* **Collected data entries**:

* START *

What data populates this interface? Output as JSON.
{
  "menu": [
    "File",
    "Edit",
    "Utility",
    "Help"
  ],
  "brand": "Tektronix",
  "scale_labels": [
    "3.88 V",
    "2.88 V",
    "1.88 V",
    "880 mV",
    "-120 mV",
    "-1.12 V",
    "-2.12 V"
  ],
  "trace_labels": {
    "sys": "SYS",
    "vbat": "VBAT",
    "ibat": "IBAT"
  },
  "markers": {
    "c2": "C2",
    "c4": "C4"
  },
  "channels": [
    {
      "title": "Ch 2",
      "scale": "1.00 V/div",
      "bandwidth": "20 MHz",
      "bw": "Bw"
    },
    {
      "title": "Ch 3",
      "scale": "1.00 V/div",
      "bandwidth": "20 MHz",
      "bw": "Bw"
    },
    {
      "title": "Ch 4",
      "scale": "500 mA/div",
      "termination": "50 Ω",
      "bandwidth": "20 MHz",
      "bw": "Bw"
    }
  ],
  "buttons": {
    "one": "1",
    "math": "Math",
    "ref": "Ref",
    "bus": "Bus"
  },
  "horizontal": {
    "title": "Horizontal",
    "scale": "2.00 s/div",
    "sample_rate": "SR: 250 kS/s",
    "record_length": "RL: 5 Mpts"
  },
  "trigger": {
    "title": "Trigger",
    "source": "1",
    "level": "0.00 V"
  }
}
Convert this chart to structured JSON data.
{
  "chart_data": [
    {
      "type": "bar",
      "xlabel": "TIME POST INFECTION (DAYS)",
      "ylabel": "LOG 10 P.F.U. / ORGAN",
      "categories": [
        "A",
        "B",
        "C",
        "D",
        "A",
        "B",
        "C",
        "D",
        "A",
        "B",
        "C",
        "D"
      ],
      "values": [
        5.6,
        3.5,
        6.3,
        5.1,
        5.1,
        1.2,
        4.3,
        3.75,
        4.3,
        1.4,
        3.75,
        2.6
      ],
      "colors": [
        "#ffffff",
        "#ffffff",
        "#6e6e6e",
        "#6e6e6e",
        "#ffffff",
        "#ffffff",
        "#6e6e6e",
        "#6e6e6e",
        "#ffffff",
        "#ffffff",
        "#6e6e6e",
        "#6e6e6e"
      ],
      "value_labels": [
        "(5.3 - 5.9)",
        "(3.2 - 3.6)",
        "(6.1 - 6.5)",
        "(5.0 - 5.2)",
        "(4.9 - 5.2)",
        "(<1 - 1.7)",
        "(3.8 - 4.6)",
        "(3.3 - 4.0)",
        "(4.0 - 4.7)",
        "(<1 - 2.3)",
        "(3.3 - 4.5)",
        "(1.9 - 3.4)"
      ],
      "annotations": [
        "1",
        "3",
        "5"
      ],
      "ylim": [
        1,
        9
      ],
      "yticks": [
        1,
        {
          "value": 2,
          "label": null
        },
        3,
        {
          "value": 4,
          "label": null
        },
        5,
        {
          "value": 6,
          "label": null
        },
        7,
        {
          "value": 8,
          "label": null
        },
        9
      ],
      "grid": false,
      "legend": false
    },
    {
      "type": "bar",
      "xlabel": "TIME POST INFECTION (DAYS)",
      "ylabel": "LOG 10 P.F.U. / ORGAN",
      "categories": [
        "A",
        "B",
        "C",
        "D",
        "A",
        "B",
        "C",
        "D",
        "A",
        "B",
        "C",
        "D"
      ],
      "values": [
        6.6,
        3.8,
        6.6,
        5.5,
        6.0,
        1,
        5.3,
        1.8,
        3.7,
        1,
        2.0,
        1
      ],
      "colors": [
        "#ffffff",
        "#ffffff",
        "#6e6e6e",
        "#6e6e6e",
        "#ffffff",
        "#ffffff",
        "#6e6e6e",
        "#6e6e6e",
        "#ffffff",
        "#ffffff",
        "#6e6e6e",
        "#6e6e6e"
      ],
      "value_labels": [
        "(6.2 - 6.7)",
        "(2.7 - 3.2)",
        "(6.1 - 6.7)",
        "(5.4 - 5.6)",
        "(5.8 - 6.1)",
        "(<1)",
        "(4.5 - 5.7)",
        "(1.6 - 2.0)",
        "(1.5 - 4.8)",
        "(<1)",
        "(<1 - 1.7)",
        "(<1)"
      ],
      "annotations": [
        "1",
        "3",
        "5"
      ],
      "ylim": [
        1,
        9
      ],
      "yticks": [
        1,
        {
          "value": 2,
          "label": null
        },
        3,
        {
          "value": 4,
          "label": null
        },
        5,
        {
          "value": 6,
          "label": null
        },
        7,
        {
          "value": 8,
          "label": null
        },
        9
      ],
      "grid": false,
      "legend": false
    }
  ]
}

* END *

* **Short exercise**: Type out the entries again, word for word.

* **Full solution**:
What data populates this interface? Output as JSON.
{
  "menu": [
    "File",
    "Edit",
    "Utility",
    "Help"
  ],
  "brand": "Tektronix",
  "scale_labels": [
    "3.88 V",
    "2.88 V",
    "1.88 V",
    "880 mV",
    "-120 mV",
    "-1.12 V",
    "-2.12 V"
  ],
  "trace_labels": {
    "sys": "SYS",
    "vbat": "VBAT",
    "ibat": "IBAT"
  },
  "markers": {
    "c2": "C2",
    "c4": "C4"
  },
  "channels": [
    {
      "title": "Ch 2",
      "scale": "1.00 V/div",
      "bandwidth": "20 MHz",
      "bw": "Bw"
    },
    {
      "title": "Ch 3",
      "scale": "1.00 V/div",
      "bandwidth": "20 MHz",
      "bw": "Bw"
    },
    {
      "title": "Ch 4",
      "scale": "500 mA/div",
      "termination": "50 Ω",
      "bandwidth": "20 MHz",
      "bw": "Bw"
    }
  ],
  "buttons": {
    "one": "1",
    "math": "Math",
    "ref": "Ref",
    "bus": "Bus"
  },
  "horizontal": {
    "title": "Horizontal",
    "scale": "2.00 s/div",
    "sample_rate": "SR: 250 kS/s",
    "record_length": "RL: 5 Mpts"
  },
  "trigger": {
    "title": "Trigger",
    "source": "1",
    "level": "0.00 V"
  }
}
Convert this chart to structured JSON data.
{
  "chart_data": [
    {
      "type": "bar",
      "xlabel": "TIME POST INFECTION (DAYS)",
      "ylabel": "LOG 10 P.F.U. / ORGAN",
      "categories": [
        "A",
        "B",
        "C",
        "D",
        "A",
        "B",
        "C",
        "D",
        "A",
        "B",
        "C",
        "D"
      ],
      "values": [
        5.6,
        3.5,
        6.3,
        5.1,
        5.1,
        1.2,
        4.3,
        3.75,
        4.3,
        1.4,
        3.75,
        2.6
      ],
      "colors": [
        "#ffffff",
        "#ffffff",
        "#6e6e6e",
        "#6e6e6e",
        "#ffffff",
        "#ffffff",
        "#6e6e6e",
        "#6e6e6e",
        "#ffffff",
        "#ffffff",
        "#6e6e6e",
        "#6e6e6e"
      ],
      "value_labels": [
        "(5.3 - 5.9)",
        "(3.2 - 3.6)",
        "(6.1 - 6.5)",
        "(5.0 - 5.2)",
        "(4.9 - 5.2)",
        "(<1 - 1.7)",
        "(3.8 - 4.6)",
        "(3.3 - 4.0)",
        "(4.0 - 4.7)",
        "(<1 - 2.3)",
        "(3.3 - 4.5)",
        "(1.9 - 3.4)"
      ],
      "annotations": [
        "1",
        "3",
        "5"
      ],
      "ylim": [
        1,
        9
      ],
      "yticks": [
        1,
        {
          "value": 2,
          "label": null
        },
        3,
        {
          "value": 4,
          "label": null
        },
        5,
        {
          "value": 6,
          "label": null
        },
        7,
        {
          "value": 8,
          "label": null
        },
        9
      ],
      "grid": false,
      "legend": false
    },
    {
      "type": "bar",
      "xlabel": "TIME POST INFECTION (DAYS)",
      "ylabel": "LOG 10 P.F.U. / ORGAN",
      "categories": [
        "A",
        "B",
        "C",
        "D",
        "A",
        "B",
        "C",
        "D",
        "A",
        "B",
        "C",
        "D"
      ],
      "values": [
        6.6,
        3.8,
        6.6,
        5.5,
        6.0,
        1,
        5.3,
        1.8,
        3.7,
        1,
        2.0,
        1
      ],
      "colors": [
        "#ffffff",
        "#ffffff",
        "#6e6e6e",
        "#6e6e6e",
        "#ffffff",
        "#ffffff",
        "#6e6e6e",
        "#6e6e6e",
        "#ffffff",
        "#ffffff",
        "#6e6e6e",
        "#6e6e6e"
      ],
      "value_labels": [
        "(6.2 - 6.7)",
        "(2.7 - 3.2)",
        "(6.1 - 6.7)",
        "(5.4 - 5.6)",
        "(5.8 - 6.1)",
        "(<1)",
        "(4.5 - 5.7)",
        "(1.6 - 2.0)",
        "(1.5 - 4.8)",
        "(<1)",
        "(<1 - 1.7)",
        "(<1)"
      ],
      "annotations": [
        "1",
        "3",
        "5"
      ],
      "ylim": [
        1,
        9
      ],
      "yticks": [
        1,
        {
          "value": 2,
          "label": null
        },
        3,
        {
          "value": 4,
          "label": null
        },
        5,
        {
          "value": 6,
          "label": null
        },
        7,
        {
          "value": 8,
          "label": null
        },
        9
      ],
      "grid": false,
      "legend": false
    }
  ]
}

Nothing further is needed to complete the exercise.